[Stored data]

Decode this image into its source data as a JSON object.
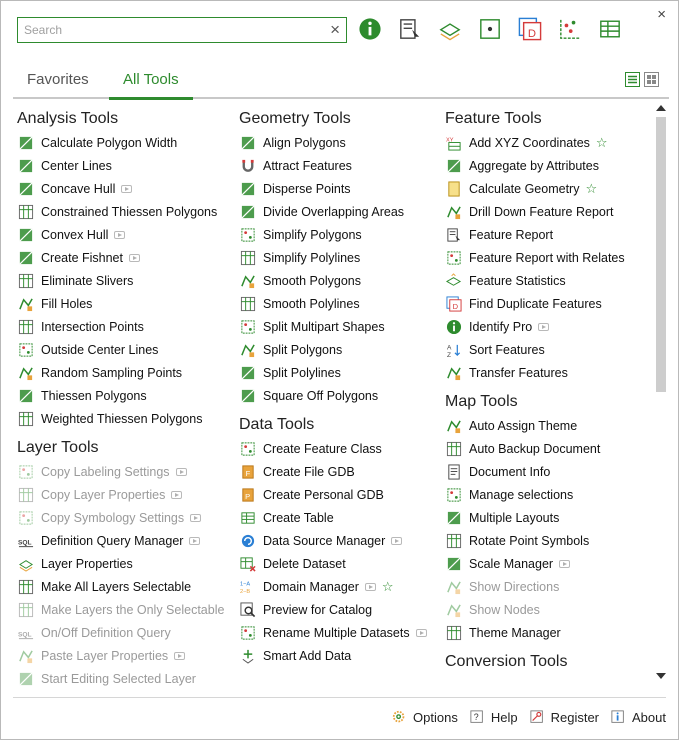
{
  "window": {
    "close_glyph": "×"
  },
  "search": {
    "placeholder": "Search",
    "value": "",
    "clear_glyph": "×"
  },
  "toolbar_icons": [
    "identify-pro-icon",
    "feature-report-icon",
    "layer-properties-icon",
    "center-icon",
    "duplicate-features-icon",
    "random-points-icon",
    "create-table-icon"
  ],
  "tabs": [
    {
      "label": "Favorites",
      "active": false
    },
    {
      "label": "All Tools",
      "active": true
    }
  ],
  "columns": [
    {
      "sections": [
        {
          "title": "Analysis Tools",
          "items": [
            {
              "label": "Calculate Polygon Width",
              "icon": "polygon-width-icon"
            },
            {
              "label": "Center Lines",
              "icon": "center-lines-icon"
            },
            {
              "label": "Concave Hull",
              "icon": "concave-hull-icon",
              "video": true
            },
            {
              "label": "Constrained Thiessen Polygons",
              "icon": "constrained-thiessen-icon"
            },
            {
              "label": "Convex Hull",
              "icon": "convex-hull-icon",
              "video": true
            },
            {
              "label": "Create Fishnet",
              "icon": "fishnet-icon",
              "video": true
            },
            {
              "label": "Eliminate Slivers",
              "icon": "eliminate-slivers-icon"
            },
            {
              "label": "Fill Holes",
              "icon": "fill-holes-icon"
            },
            {
              "label": "Intersection Points",
              "icon": "intersection-points-icon"
            },
            {
              "label": "Outside Center Lines",
              "icon": "outside-center-lines-icon"
            },
            {
              "label": "Random Sampling Points",
              "icon": "random-sampling-icon"
            },
            {
              "label": "Thiessen Polygons",
              "icon": "thiessen-icon"
            },
            {
              "label": "Weighted Thiessen Polygons",
              "icon": "weighted-thiessen-icon"
            }
          ]
        },
        {
          "title": "Layer Tools",
          "items": [
            {
              "label": "Copy Labeling Settings",
              "icon": "copy-labeling-icon",
              "video": true,
              "disabled": true
            },
            {
              "label": "Copy Layer Properties",
              "icon": "copy-layer-properties-icon",
              "video": true,
              "disabled": true
            },
            {
              "label": "Copy Symbology Settings",
              "icon": "copy-symbology-icon",
              "video": true,
              "disabled": true
            },
            {
              "label": "Definition Query Manager",
              "icon": "sql-icon",
              "video": true
            },
            {
              "label": "Layer Properties",
              "icon": "layer-properties-icon"
            },
            {
              "label": "Make All Layers Selectable",
              "icon": "make-selectable-icon"
            },
            {
              "label": "Make Layers the Only Selectable",
              "icon": "only-selectable-icon",
              "disabled": true
            },
            {
              "label": "On/Off Definition Query",
              "icon": "sql-icon",
              "disabled": true
            },
            {
              "label": "Paste Layer Properties",
              "icon": "paste-layer-icon",
              "video": true,
              "disabled": true
            },
            {
              "label": "Start Editing Selected Layer",
              "icon": "start-editing-icon",
              "disabled": true
            }
          ]
        }
      ]
    },
    {
      "sections": [
        {
          "title": "Geometry Tools",
          "items": [
            {
              "label": "Align Polygons",
              "icon": "align-polygons-icon"
            },
            {
              "label": "Attract Features",
              "icon": "magnet-icon"
            },
            {
              "label": "Disperse Points",
              "icon": "disperse-points-icon"
            },
            {
              "label": "Divide Overlapping Areas",
              "icon": "divide-overlapping-icon"
            },
            {
              "label": "Simplify Polygons",
              "icon": "simplify-polygons-icon"
            },
            {
              "label": "Simplify Polylines",
              "icon": "simplify-polylines-icon"
            },
            {
              "label": "Smooth Polygons",
              "icon": "smooth-polygons-icon"
            },
            {
              "label": "Smooth Polylines",
              "icon": "smooth-polylines-icon"
            },
            {
              "label": "Split Multipart Shapes",
              "icon": "split-multipart-icon"
            },
            {
              "label": "Split Polygons",
              "icon": "split-polygons-icon"
            },
            {
              "label": "Split Polylines",
              "icon": "split-polylines-icon"
            },
            {
              "label": "Square Off Polygons",
              "icon": "square-off-icon"
            }
          ]
        },
        {
          "title": "Data Tools",
          "items": [
            {
              "label": "Create Feature Class",
              "icon": "create-feature-class-icon"
            },
            {
              "label": "Create File GDB",
              "icon": "file-gdb-icon"
            },
            {
              "label": "Create Personal GDB",
              "icon": "personal-gdb-icon"
            },
            {
              "label": "Create Table",
              "icon": "create-table-icon"
            },
            {
              "label": "Data Source Manager",
              "icon": "data-source-icon",
              "video": true
            },
            {
              "label": "Delete Dataset",
              "icon": "delete-dataset-icon"
            },
            {
              "label": "Domain Manager",
              "icon": "domain-icon",
              "video": true,
              "favorite": true
            },
            {
              "label": "Preview for Catalog",
              "icon": "preview-icon"
            },
            {
              "label": "Rename Multiple Datasets",
              "icon": "rename-icon",
              "video": true
            },
            {
              "label": "Smart Add Data",
              "icon": "smart-add-icon"
            }
          ]
        }
      ]
    },
    {
      "sections": [
        {
          "title": "Feature Tools",
          "items": [
            {
              "label": "Add XYZ Coordinates",
              "icon": "xyz-icon",
              "favorite": true
            },
            {
              "label": "Aggregate by Attributes",
              "icon": "aggregate-icon"
            },
            {
              "label": "Calculate Geometry",
              "icon": "calculate-geometry-icon",
              "favorite": true
            },
            {
              "label": "Drill Down Feature Report",
              "icon": "drill-down-icon"
            },
            {
              "label": "Feature Report",
              "icon": "feature-report-icon"
            },
            {
              "label": "Feature Report with Relates",
              "icon": "feature-report-relates-icon"
            },
            {
              "label": "Feature Statistics",
              "icon": "feature-statistics-icon"
            },
            {
              "label": "Find Duplicate Features",
              "icon": "duplicate-features-icon"
            },
            {
              "label": "Identify Pro",
              "icon": "identify-pro-icon",
              "video": true
            },
            {
              "label": "Sort Features",
              "icon": "sort-icon"
            },
            {
              "label": "Transfer Features",
              "icon": "transfer-icon"
            }
          ]
        },
        {
          "title": "Map Tools",
          "items": [
            {
              "label": "Auto Assign Theme",
              "icon": "auto-theme-icon"
            },
            {
              "label": "Auto Backup Document",
              "icon": "auto-backup-icon"
            },
            {
              "label": "Document Info",
              "icon": "document-info-icon"
            },
            {
              "label": "Manage selections",
              "icon": "manage-selections-icon"
            },
            {
              "label": "Multiple Layouts",
              "icon": "multiple-layouts-icon"
            },
            {
              "label": "Rotate Point Symbols",
              "icon": "rotate-symbols-icon"
            },
            {
              "label": "Scale Manager",
              "icon": "scale-manager-icon",
              "video": true
            },
            {
              "label": "Show Directions",
              "icon": "show-directions-icon",
              "disabled": true
            },
            {
              "label": "Show Nodes",
              "icon": "show-nodes-icon",
              "disabled": true
            },
            {
              "label": "Theme Manager",
              "icon": "theme-manager-icon"
            }
          ]
        },
        {
          "title": "Conversion Tools",
          "items": []
        }
      ]
    }
  ],
  "footer": [
    {
      "label": "Options",
      "icon": "gear-icon"
    },
    {
      "label": "Help",
      "icon": "help-icon"
    },
    {
      "label": "Register",
      "icon": "key-icon"
    },
    {
      "label": "About",
      "icon": "info-icon"
    }
  ],
  "colors": {
    "accent": "#2e8b2e",
    "muted_text": "#9a9a9a",
    "icon_orange": "#e8a33c",
    "icon_blue": "#2a7fd4",
    "icon_red": "#d43b3b"
  }
}
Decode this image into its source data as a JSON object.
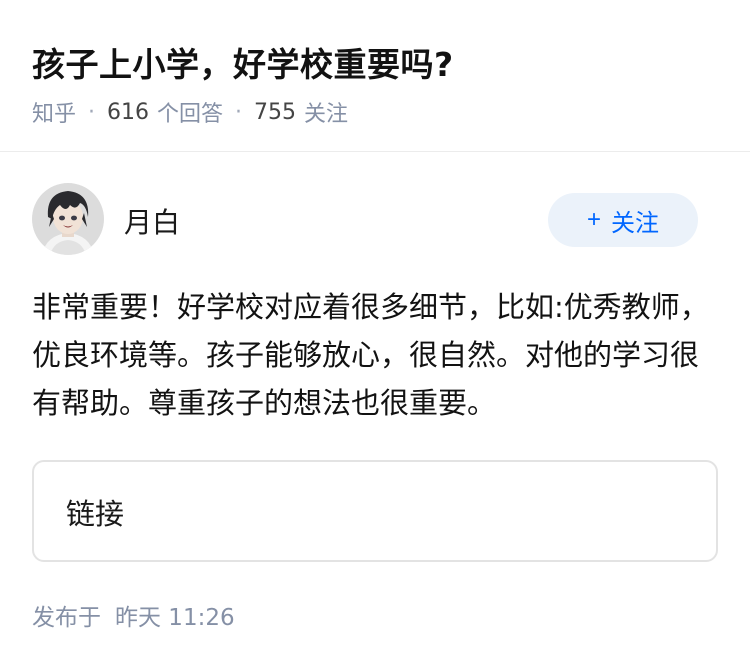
{
  "question": {
    "title": "孩子上小学，好学校重要吗?",
    "source": "知乎",
    "separator": "·",
    "answer_count": "616",
    "answer_label": "个回答",
    "follow_count": "755",
    "follow_label": "关注"
  },
  "answer": {
    "author_name": "月白",
    "avatar_icon": "user-avatar-anime-boy",
    "follow_button_label": "关注",
    "follow_button_icon": "plus-icon",
    "content": "非常重要！好学校对应着很多细节，比如:优秀教师，优良环境等。孩子能够放心，很自然。对他的学习很有帮助。尊重孩子的想法也很重要。",
    "link_label": "链接",
    "publish_prefix": "发布于",
    "publish_time": "昨天 11:26"
  },
  "colors": {
    "accent": "#0066ff",
    "follow_bg": "#ebf2fa",
    "meta_gray": "#8590a6"
  }
}
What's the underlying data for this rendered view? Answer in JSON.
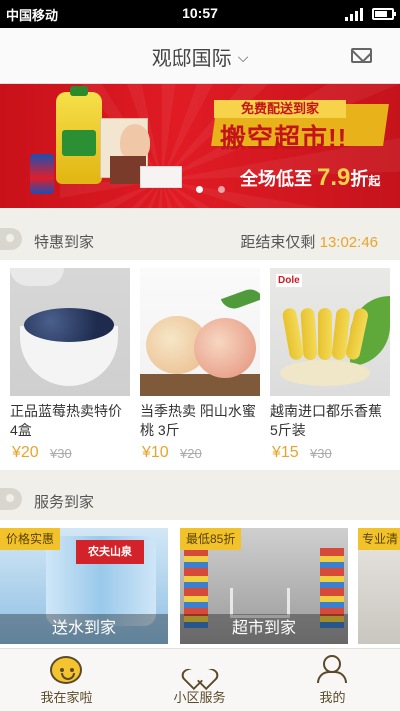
{
  "status": {
    "carrier": "中国移动",
    "time": "10:57"
  },
  "header": {
    "title": "观邸国际",
    "chevron": "⌵"
  },
  "banner": {
    "tag_free": "免费配送到家",
    "title": "搬空超市!!",
    "sub_prefix": "全场低至",
    "sub_num": "7.9",
    "sub_unit": "折",
    "sub_from": "起",
    "brand_on_can": "pepsi",
    "slide_count": 2
  },
  "deals_section": {
    "label": "特惠到家",
    "countdown_label": "距结束仅剩",
    "countdown": "13:02:46"
  },
  "deals": [
    {
      "name": "正品蓝莓热卖特价 4盒",
      "price": "¥20",
      "orig": "¥30",
      "image": "blueberry-image"
    },
    {
      "name": "当季热卖 阳山水蜜桃 3斤",
      "price": "¥10",
      "orig": "¥20",
      "image": "peach-image"
    },
    {
      "name": "越南进口都乐香蕉 5斤装",
      "price": "¥15",
      "orig": "¥30",
      "image": "banana-image",
      "brand": "Dole"
    }
  ],
  "services_section": {
    "label": "服务到家"
  },
  "services": [
    {
      "badge": "价格实惠",
      "caption": "送水到家",
      "water_brand": "农夫山泉"
    },
    {
      "badge": "最低85折",
      "caption": "超市到家"
    },
    {
      "badge": "专业清",
      "caption": ""
    }
  ],
  "tabs": [
    {
      "label": "我在家啦",
      "icon": "smile-icon"
    },
    {
      "label": "小区服务",
      "icon": "heart-icon"
    },
    {
      "label": "我的",
      "icon": "user-icon"
    }
  ],
  "colors": {
    "accent": "#e9a42b",
    "banner_red": "#d21820",
    "tab_text": "#5a4a2a"
  }
}
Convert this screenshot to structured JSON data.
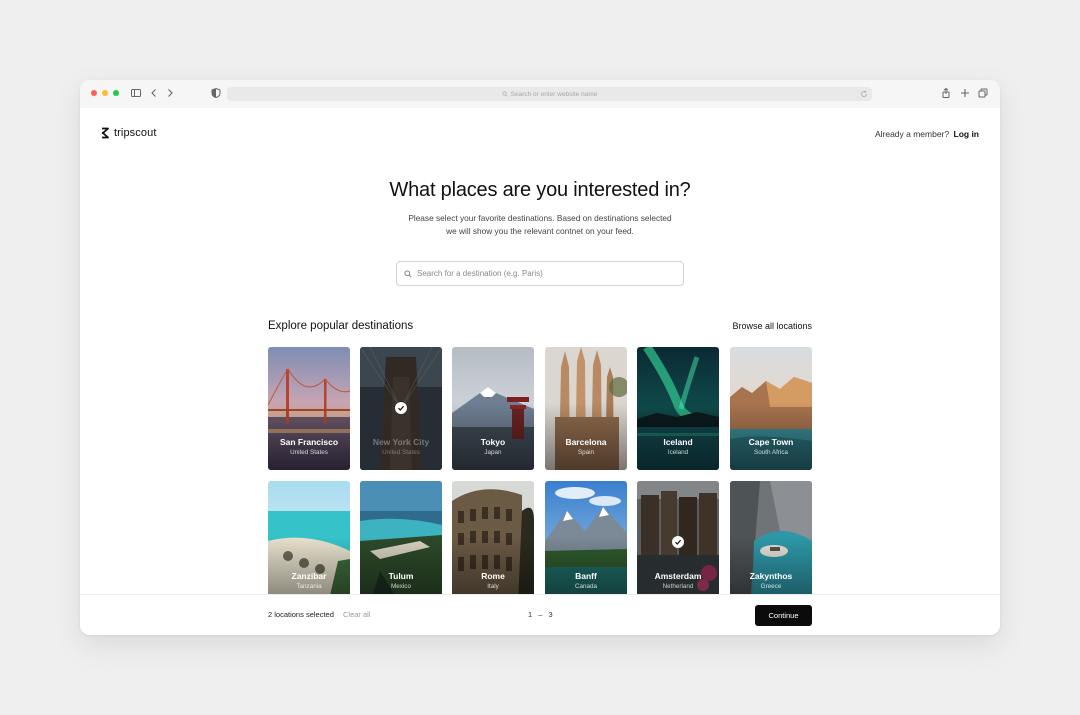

* [EXERCISE]:
Check each line above for the word "Settings" and copy the ones that have it.

* [RESPONSE]:
              "label": "Copy Labeling Settings",
              "label": "Copy Symbology Settings",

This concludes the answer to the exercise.